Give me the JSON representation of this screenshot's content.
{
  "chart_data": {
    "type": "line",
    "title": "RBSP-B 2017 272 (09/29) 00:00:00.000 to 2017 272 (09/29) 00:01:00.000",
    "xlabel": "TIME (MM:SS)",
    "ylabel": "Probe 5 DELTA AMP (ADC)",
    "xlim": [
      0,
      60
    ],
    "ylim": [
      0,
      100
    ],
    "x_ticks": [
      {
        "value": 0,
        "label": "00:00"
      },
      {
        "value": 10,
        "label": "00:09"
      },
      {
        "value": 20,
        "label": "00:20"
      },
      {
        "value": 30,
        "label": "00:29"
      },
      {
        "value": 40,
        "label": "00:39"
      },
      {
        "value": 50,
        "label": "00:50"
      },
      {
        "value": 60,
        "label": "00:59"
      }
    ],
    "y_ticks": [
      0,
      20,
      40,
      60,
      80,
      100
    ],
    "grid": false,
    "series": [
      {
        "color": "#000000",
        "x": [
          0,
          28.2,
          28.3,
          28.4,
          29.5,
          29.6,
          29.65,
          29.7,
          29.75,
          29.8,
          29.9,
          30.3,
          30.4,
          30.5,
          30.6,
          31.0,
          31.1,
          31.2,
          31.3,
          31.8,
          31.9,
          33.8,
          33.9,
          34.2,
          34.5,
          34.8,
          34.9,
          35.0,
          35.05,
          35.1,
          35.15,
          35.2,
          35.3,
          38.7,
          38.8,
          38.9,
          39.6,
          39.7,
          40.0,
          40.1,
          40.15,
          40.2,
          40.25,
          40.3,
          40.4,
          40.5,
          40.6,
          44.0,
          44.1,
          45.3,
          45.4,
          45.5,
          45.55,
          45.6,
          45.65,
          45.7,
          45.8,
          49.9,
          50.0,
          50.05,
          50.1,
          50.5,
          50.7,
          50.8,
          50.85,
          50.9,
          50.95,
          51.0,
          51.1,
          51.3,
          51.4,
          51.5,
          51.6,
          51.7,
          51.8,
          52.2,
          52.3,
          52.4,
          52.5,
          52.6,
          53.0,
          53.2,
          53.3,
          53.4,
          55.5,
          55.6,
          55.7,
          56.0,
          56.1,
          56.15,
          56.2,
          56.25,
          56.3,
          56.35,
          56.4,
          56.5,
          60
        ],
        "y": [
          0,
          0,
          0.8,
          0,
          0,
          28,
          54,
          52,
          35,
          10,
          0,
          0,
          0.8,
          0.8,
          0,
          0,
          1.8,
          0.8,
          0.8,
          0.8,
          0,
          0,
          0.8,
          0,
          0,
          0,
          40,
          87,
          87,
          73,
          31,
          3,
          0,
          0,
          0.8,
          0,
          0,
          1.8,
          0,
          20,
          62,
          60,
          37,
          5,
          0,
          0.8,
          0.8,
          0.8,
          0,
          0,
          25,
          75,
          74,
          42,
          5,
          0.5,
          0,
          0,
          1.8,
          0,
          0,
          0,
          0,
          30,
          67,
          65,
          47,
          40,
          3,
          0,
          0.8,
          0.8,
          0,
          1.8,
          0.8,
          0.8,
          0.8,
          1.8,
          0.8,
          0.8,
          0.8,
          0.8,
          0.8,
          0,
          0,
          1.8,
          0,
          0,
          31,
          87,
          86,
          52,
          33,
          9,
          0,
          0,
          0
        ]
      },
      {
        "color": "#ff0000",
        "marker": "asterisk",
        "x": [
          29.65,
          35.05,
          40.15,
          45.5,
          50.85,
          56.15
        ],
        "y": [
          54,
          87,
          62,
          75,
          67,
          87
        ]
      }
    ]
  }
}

◆ SET PROBLEM
Reproduce each line verbatim.

◆ RESULT OF THIS EXERCISE
Give me the JSON representation of this screenshot's content.
{
  "chart_data": {
    "type": "line",
    "title": "RBSP-B 2017 272 (09/29) 00:00:00.000 to 2017 272 (09/29) 00:01:00.000",
    "xlabel": "TIME (MM:SS)",
    "ylabel": "Probe 5 DELTA AMP (ADC)",
    "xlim": [
      0,
      60
    ],
    "ylim": [
      0,
      100
    ],
    "x_ticks": [
      {
        "value": 0,
        "label": "00:00"
      },
      {
        "value": 10,
        "label": "00:09"
      },
      {
        "value": 20,
        "label": "00:20"
      },
      {
        "value": 30,
        "label": "00:29"
      },
      {
        "value": 40,
        "label": "00:39"
      },
      {
        "value": 50,
        "label": "00:50"
      },
      {
        "value": 60,
        "label": "00:59"
      }
    ],
    "y_ticks": [
      0,
      20,
      40,
      60,
      80,
      100
    ],
    "grid": false,
    "series": [
      {
        "color": "#000000",
        "x": [
          0,
          28.2,
          28.3,
          28.4,
          29.5,
          29.6,
          29.65,
          29.7,
          29.75,
          29.8,
          29.9,
          30.3,
          30.4,
          30.5,
          30.6,
          31.0,
          31.1,
          31.2,
          31.3,
          31.8,
          31.9,
          33.8,
          33.9,
          34.2,
          34.5,
          34.8,
          34.9,
          35.0,
          35.05,
          35.1,
          35.15,
          35.2,
          35.3,
          38.7,
          38.8,
          38.9,
          39.6,
          39.7,
          40.0,
          40.1,
          40.15,
          40.2,
          40.25,
          40.3,
          40.4,
          40.5,
          40.6,
          44.0,
          44.1,
          45.3,
          45.4,
          45.5,
          45.55,
          45.6,
          45.65,
          45.7,
          45.8,
          49.9,
          50.0,
          50.05,
          50.1,
          50.5,
          50.7,
          50.8,
          50.85,
          50.9,
          50.95,
          51.0,
          51.1,
          51.3,
          51.4,
          51.5,
          51.6,
          51.7,
          51.8,
          52.2,
          52.3,
          52.4,
          52.5,
          52.6,
          53.0,
          53.2,
          53.3,
          53.4,
          55.5,
          55.6,
          55.7,
          56.0,
          56.1,
          56.15,
          56.2,
          56.25,
          56.3,
          56.35,
          56.4,
          56.5,
          60
        ],
        "y": [
          0,
          0,
          0.8,
          0,
          0,
          28,
          54,
          52,
          35,
          10,
          0,
          0,
          0.8,
          0.8,
          0,
          0,
          1.8,
          0.8,
          0.8,
          0.8,
          0,
          0,
          0.8,
          0,
          0,
          0,
          40,
          87,
          87,
          73,
          31,
          3,
          0,
          0,
          0.8,
          0,
          0,
          1.8,
          0,
          20,
          62,
          60,
          37,
          5,
          0,
          0.8,
          0.8,
          0.8,
          0,
          0,
          25,
          75,
          74,
          42,
          5,
          0.5,
          0,
          0,
          1.8,
          0,
          0,
          0,
          0,
          30,
          67,
          65,
          47,
          40,
          3,
          0,
          0.8,
          0.8,
          0,
          1.8,
          0.8,
          0.8,
          0.8,
          1.8,
          0.8,
          0.8,
          0.8,
          0.8,
          0.8,
          0,
          0,
          1.8,
          0,
          0,
          31,
          87,
          86,
          52,
          33,
          9,
          0,
          0,
          0
        ]
      },
      {
        "color": "#ff0000",
        "marker": "asterisk",
        "x": [
          29.65,
          35.05,
          40.15,
          45.5,
          50.85,
          56.15
        ],
        "y": [
          54,
          87,
          62,
          75,
          67,
          87
        ]
      }
    ]
  }
}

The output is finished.